Aim of the task: Among these lines, how many include "grid"? Answer only with the number.

>> BEGIN Recorded information

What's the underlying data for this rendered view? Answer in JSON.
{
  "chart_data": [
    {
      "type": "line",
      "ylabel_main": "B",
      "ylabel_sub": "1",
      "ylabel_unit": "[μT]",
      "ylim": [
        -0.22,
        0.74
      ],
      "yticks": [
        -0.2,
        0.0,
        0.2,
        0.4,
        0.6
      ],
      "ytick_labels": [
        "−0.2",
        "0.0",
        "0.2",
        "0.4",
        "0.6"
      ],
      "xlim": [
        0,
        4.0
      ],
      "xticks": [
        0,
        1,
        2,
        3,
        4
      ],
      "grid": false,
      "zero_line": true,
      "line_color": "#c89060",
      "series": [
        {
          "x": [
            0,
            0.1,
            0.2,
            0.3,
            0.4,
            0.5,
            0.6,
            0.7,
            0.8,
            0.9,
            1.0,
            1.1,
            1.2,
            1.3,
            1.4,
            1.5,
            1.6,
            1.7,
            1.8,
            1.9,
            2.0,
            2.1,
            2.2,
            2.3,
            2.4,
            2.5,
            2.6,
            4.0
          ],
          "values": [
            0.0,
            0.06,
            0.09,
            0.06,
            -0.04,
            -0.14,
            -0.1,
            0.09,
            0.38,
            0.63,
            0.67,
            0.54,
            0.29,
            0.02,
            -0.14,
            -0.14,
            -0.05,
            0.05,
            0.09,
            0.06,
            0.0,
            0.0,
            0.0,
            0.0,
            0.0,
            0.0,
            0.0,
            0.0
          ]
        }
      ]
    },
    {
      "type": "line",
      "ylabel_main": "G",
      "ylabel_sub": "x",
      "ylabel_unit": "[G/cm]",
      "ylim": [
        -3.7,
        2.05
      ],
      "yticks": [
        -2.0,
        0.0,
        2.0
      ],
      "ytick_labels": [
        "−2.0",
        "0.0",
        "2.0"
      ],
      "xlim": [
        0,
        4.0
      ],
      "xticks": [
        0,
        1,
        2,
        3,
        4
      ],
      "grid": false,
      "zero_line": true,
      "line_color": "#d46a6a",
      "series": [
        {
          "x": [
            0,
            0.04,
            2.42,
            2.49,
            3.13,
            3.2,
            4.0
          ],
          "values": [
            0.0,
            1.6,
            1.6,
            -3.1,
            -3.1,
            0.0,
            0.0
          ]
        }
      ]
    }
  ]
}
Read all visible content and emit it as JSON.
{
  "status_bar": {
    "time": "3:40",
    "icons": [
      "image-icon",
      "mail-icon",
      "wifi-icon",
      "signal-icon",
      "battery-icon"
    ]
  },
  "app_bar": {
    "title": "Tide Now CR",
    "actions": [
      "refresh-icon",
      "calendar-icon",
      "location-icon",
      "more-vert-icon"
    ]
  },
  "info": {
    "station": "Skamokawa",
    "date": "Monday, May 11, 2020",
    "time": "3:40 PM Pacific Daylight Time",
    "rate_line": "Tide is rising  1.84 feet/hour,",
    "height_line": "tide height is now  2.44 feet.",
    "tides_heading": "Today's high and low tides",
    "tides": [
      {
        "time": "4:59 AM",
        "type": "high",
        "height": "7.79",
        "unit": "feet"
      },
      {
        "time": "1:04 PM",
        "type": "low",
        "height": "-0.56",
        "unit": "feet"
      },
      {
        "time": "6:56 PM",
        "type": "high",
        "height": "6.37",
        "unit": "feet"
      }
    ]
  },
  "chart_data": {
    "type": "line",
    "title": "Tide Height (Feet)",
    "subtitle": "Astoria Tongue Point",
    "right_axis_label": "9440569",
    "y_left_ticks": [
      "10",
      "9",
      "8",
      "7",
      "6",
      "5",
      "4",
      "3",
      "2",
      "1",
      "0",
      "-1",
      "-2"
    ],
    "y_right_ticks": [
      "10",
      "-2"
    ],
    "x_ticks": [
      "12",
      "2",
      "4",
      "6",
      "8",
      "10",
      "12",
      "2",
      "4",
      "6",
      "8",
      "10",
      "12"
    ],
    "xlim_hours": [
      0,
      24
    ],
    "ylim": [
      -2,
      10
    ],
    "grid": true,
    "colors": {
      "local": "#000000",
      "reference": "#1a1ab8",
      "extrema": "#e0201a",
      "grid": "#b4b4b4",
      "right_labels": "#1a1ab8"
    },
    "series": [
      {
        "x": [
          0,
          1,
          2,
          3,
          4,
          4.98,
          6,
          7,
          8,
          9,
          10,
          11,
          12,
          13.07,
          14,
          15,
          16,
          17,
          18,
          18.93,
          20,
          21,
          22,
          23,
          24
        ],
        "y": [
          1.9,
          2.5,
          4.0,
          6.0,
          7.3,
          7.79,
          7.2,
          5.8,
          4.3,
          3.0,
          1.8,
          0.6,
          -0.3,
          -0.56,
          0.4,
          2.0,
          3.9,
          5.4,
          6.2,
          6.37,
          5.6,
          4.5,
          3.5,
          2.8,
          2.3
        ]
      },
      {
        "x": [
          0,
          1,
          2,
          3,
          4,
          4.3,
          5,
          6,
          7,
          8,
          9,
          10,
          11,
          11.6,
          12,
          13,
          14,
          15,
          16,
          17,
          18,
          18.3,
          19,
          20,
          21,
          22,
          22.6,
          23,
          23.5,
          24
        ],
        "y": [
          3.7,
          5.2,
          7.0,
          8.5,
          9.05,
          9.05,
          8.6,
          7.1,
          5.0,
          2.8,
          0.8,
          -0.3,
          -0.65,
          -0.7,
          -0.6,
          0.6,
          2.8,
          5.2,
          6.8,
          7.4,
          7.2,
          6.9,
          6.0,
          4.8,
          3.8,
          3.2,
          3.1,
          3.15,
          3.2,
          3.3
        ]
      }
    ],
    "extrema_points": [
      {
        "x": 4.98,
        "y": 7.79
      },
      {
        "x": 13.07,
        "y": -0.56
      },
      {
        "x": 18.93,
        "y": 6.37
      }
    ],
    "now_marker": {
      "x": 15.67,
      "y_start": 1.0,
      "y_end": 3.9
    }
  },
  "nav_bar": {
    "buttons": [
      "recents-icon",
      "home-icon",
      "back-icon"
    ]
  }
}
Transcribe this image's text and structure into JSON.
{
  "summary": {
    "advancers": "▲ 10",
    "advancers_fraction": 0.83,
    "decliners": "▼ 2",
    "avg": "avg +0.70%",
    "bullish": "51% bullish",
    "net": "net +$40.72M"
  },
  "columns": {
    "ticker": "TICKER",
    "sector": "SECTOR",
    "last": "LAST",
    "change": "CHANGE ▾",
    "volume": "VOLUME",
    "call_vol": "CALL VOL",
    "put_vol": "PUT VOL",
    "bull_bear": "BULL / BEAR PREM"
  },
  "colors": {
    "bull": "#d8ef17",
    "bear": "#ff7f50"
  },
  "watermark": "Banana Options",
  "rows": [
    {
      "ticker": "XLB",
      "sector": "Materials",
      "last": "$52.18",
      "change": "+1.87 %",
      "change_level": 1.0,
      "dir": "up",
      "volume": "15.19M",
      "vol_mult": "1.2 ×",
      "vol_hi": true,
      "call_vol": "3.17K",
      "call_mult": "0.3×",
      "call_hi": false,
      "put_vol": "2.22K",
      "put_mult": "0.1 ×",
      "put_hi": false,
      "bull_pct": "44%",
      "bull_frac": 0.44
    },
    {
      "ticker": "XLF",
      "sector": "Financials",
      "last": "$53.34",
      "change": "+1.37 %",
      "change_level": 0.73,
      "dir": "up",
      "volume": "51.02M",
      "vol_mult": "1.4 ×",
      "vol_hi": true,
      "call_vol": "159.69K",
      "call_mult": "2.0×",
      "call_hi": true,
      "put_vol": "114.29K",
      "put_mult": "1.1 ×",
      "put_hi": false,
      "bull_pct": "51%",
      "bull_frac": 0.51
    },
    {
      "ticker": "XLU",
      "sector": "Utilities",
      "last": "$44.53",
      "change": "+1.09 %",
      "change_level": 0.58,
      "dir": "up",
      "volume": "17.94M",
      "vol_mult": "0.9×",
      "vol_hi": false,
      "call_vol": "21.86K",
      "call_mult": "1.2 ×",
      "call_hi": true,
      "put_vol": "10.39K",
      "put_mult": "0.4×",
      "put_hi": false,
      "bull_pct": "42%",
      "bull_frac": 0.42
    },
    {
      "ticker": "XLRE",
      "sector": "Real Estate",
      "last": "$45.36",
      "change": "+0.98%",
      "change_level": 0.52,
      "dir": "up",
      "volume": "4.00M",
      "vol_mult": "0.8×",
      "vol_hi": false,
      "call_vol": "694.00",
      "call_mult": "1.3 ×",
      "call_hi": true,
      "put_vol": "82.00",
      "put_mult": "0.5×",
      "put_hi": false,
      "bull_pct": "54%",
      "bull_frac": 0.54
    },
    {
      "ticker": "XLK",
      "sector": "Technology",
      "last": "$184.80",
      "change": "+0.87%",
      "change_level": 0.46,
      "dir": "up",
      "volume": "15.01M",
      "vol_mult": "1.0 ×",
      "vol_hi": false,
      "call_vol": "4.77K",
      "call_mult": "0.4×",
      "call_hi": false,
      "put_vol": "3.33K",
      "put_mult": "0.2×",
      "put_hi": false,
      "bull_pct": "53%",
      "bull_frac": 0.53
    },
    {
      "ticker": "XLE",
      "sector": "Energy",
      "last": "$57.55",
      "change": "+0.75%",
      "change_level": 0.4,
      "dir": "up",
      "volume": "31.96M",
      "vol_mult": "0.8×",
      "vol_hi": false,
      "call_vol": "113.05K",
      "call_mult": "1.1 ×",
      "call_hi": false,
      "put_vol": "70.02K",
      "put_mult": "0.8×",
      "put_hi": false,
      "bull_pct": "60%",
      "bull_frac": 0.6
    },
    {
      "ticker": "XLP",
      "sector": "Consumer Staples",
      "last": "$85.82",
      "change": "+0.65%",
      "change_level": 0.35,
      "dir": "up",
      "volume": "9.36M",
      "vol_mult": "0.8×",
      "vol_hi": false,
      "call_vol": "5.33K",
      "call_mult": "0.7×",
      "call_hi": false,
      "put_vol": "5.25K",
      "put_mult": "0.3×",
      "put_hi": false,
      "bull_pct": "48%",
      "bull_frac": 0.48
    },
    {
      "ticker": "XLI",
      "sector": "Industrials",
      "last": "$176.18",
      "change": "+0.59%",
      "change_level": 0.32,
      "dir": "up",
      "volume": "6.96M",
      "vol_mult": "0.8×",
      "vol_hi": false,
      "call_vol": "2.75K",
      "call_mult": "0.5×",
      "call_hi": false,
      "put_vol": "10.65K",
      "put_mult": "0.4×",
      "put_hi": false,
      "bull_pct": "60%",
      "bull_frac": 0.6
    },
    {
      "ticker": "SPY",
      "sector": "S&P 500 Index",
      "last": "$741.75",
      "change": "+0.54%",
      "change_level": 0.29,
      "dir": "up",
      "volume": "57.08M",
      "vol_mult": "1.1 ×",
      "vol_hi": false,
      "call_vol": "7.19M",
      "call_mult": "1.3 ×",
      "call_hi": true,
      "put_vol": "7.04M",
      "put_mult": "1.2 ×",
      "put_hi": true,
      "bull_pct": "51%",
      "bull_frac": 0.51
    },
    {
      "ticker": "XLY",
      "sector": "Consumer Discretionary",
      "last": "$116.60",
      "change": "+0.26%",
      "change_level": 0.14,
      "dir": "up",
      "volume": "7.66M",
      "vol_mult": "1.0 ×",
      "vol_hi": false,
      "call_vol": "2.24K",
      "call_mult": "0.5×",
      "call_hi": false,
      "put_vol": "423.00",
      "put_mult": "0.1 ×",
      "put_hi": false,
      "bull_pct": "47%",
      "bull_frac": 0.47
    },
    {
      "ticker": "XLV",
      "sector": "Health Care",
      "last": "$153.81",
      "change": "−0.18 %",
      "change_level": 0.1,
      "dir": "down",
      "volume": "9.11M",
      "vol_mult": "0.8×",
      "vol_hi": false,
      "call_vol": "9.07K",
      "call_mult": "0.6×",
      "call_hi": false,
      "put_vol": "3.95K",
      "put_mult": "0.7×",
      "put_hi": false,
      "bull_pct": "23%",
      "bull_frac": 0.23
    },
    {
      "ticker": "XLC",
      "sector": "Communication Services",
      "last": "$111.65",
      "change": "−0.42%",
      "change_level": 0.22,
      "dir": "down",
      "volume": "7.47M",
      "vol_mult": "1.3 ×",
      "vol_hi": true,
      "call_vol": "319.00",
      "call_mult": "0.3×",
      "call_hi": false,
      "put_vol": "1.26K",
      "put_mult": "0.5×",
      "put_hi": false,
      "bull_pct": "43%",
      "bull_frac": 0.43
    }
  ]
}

>> END Recorded information

Output: 4